## BRIEF
Copy each line that has the string "Пасажирооборот" somewhere in it.

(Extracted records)
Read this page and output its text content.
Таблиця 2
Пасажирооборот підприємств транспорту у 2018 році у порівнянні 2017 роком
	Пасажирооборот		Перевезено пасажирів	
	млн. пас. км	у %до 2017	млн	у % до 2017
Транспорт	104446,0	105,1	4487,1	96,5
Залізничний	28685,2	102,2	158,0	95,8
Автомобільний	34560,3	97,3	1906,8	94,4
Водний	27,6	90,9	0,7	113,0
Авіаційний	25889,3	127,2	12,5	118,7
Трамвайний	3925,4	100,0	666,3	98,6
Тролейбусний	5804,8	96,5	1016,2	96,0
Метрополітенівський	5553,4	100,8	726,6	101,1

## RESPONSE BELOW
Пасажирооборот підприємств транспорту у 2018 році у порівнянні 2017 роком
	Пасажирооборот		Перевезено пасажирів	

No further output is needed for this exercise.